* _RECORDS FOR PROCESSING_
○ ○ ○ ○ ○
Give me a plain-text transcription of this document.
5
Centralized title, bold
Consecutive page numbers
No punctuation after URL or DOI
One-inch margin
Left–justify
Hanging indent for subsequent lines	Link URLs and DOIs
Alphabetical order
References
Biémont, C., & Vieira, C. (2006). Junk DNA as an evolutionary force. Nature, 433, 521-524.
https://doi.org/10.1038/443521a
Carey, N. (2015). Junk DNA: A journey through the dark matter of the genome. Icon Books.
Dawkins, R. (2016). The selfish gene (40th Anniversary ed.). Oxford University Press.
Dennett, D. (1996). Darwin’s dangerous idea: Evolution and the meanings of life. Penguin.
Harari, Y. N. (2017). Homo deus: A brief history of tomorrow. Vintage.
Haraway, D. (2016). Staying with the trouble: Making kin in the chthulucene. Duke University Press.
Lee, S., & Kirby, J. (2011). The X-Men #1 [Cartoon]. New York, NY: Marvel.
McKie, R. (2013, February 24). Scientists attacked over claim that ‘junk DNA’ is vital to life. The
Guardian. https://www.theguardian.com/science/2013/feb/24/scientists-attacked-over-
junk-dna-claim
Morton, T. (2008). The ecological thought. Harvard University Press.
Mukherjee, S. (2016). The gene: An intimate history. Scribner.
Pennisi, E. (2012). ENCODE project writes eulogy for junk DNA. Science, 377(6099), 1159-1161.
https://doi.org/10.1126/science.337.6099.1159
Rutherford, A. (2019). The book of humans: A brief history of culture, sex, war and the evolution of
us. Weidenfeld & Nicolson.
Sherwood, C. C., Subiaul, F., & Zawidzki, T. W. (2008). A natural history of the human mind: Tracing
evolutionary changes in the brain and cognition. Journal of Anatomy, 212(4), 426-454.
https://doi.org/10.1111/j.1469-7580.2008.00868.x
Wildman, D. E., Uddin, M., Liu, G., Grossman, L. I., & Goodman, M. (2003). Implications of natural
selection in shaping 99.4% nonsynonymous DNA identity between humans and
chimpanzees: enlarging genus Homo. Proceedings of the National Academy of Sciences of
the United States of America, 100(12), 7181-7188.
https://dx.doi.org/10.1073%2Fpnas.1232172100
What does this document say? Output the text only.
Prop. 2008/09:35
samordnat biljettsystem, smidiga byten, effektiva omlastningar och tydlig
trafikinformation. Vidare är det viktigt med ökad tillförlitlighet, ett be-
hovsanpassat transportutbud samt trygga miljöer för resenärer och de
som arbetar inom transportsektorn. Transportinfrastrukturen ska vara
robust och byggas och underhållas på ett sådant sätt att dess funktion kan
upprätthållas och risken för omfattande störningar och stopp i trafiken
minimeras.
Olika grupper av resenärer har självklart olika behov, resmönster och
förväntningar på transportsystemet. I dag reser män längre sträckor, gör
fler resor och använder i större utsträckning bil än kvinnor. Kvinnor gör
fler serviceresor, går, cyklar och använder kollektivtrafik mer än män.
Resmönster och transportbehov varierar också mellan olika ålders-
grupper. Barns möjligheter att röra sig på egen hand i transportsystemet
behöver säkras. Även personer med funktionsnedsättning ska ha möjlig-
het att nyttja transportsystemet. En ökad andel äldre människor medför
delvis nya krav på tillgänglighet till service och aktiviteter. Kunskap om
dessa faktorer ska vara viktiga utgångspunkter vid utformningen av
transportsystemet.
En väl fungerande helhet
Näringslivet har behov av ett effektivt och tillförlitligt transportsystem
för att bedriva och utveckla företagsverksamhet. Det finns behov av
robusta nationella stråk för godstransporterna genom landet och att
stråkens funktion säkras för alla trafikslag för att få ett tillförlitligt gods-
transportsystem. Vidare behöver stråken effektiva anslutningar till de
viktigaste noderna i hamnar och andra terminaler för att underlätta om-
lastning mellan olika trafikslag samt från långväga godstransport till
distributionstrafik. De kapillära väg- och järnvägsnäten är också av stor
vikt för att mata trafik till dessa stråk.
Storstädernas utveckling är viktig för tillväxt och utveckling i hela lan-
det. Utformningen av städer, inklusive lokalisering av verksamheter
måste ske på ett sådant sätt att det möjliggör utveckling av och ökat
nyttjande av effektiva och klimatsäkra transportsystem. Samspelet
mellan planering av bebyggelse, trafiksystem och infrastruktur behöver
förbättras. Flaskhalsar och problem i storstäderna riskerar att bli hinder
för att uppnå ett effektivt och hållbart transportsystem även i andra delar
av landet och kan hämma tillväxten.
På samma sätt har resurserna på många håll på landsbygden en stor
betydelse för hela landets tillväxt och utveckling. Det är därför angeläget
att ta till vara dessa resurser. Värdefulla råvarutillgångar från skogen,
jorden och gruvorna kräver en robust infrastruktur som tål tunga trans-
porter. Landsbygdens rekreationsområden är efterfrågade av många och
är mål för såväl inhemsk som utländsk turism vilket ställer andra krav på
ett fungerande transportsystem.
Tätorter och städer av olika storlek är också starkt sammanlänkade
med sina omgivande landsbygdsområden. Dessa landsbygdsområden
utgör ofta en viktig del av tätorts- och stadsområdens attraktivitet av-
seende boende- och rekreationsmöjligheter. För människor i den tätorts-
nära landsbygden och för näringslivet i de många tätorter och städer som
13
○ ○ ○ ○ ○
* _TRY IT_
The whole listing above, restated word for word, is the required answer.

* _EXERCISE OUTPUT_
Give me a plain-text transcription of this document.
5
Centralized title, bold
Consecutive page numbers
No punctuation after URL or DOI
One-inch margin
Left–justify
Hanging indent for subsequent lines	Link URLs and DOIs
Alphabetical order
References
Biémont, C., & Vieira, C. (2006). Junk DNA as an evolutionary force. Nature, 433, 521-524.
https://doi.org/10.1038/443521a
Carey, N. (2015). Junk DNA: A journey through the dark matter of the genome. Icon Books.
Dawkins, R. (2016). The selfish gene (40th Anniversary ed.). Oxford University Press.
Dennett, D. (1996). Darwin’s dangerous idea: Evolution and the meanings of life. Penguin.
Harari, Y. N. (2017). Homo deus: A brief history of tomorrow. Vintage.
Haraway, D. (2016). Staying with the trouble: Making kin in the chthulucene. Duke University Press.
Lee, S., & Kirby, J. (2011). The X-Men #1 [Cartoon]. New York, NY: Marvel.
McKie, R. (2013, February 24). Scientists attacked over claim that ‘junk DNA’ is vital to life. The
Guardian. https://www.theguardian.com/science/2013/feb/24/scientists-attacked-over-
junk-dna-claim
Morton, T. (2008). The ecological thought. Harvard University Press.
Mukherjee, S. (2016). The gene: An intimate history. Scribner.
Pennisi, E. (2012). ENCODE project writes eulogy for junk DNA. Science, 377(6099), 1159-1161.
https://doi.org/10.1126/science.337.6099.1159
Rutherford, A. (2019). The book of humans: A brief history of culture, sex, war and the evolution of
us. Weidenfeld & Nicolson.
Sherwood, C. C., Subiaul, F., & Zawidzki, T. W. (2008). A natural history of the human mind: Tracing
evolutionary changes in the brain and cognition. Journal of Anatomy, 212(4), 426-454.
https://doi.org/10.1111/j.1469-7580.2008.00868.x
Wildman, D. E., Uddin, M., Liu, G., Grossman, L. I., & Goodman, M. (2003). Implications of natural
selection in shaping 99.4% nonsynonymous DNA identity between humans and
chimpanzees: enlarging genus Homo. Proceedings of the National Academy of Sciences of
the United States of America, 100(12), 7181-7188.
https://dx.doi.org/10.1073%2Fpnas.1232172100
What does this document say? Output the text only.
Prop. 2008/09:35
samordnat biljettsystem, smidiga byten, effektiva omlastningar och tydlig
trafikinformation. Vidare är det viktigt med ökad tillförlitlighet, ett be-
hovsanpassat transportutbud samt trygga miljöer för resenärer och de
som arbetar inom transportsektorn. Transportinfrastrukturen ska vara
robust och byggas och underhållas på ett sådant sätt att dess funktion kan
upprätthållas och risken för omfattande störningar och stopp i trafiken
minimeras.
Olika grupper av resenärer har självklart olika behov, resmönster och
förväntningar på transportsystemet. I dag reser män längre sträckor, gör
fler resor och använder i större utsträckning bil än kvinnor. Kvinnor gör
fler serviceresor, går, cyklar och använder kollektivtrafik mer än män.
Resmönster och transportbehov varierar också mellan olika ålders-
grupper. Barns möjligheter att röra sig på egen hand i transportsystemet
behöver säkras. Även personer med funktionsnedsättning ska ha möjlig-
het att nyttja transportsystemet. En ökad andel äldre människor medför
delvis nya krav på tillgänglighet till service och aktiviteter. Kunskap om
dessa faktorer ska vara viktiga utgångspunkter vid utformningen av
transportsystemet.
En väl fungerande helhet
Näringslivet har behov av ett effektivt och tillförlitligt transportsystem
för att bedriva och utveckla företagsverksamhet. Det finns behov av
robusta nationella stråk för godstransporterna genom landet och att
stråkens funktion säkras för alla trafikslag för att få ett tillförlitligt gods-
transportsystem. Vidare behöver stråken effektiva anslutningar till de
viktigaste noderna i hamnar och andra terminaler för att underlätta om-
lastning mellan olika trafikslag samt från långväga godstransport till
distributionstrafik. De kapillära väg- och järnvägsnäten är också av stor
vikt för att mata trafik till dessa stråk.
Storstädernas utveckling är viktig för tillväxt och utveckling i hela lan-
det. Utformningen av städer, inklusive lokalisering av verksamheter
måste ske på ett sådant sätt att det möjliggör utveckling av och ökat
nyttjande av effektiva och klimatsäkra transportsystem. Samspelet
mellan planering av bebyggelse, trafiksystem och infrastruktur behöver
förbättras. Flaskhalsar och problem i storstäderna riskerar att bli hinder
för att uppnå ett effektivt och hållbart transportsystem även i andra delar
av landet och kan hämma tillväxten.
På samma sätt har resurserna på många håll på landsbygden en stor
betydelse för hela landets tillväxt och utveckling. Det är därför angeläget
att ta till vara dessa resurser. Värdefulla råvarutillgångar från skogen,
jorden och gruvorna kräver en robust infrastruktur som tål tunga trans-
porter. Landsbygdens rekreationsområden är efterfrågade av många och
är mål för såväl inhemsk som utländsk turism vilket ställer andra krav på
ett fungerande transportsystem.
Tätorter och städer av olika storlek är också starkt sammanlänkade
med sina omgivande landsbygdsområden. Dessa landsbygdsområden
utgör ofta en viktig del av tätorts- och stadsområdens attraktivitet av-
seende boende- och rekreationsmöjligheter. För människor i den tätorts-
nära landsbygden och för näringslivet i de många tätorter och städer som
13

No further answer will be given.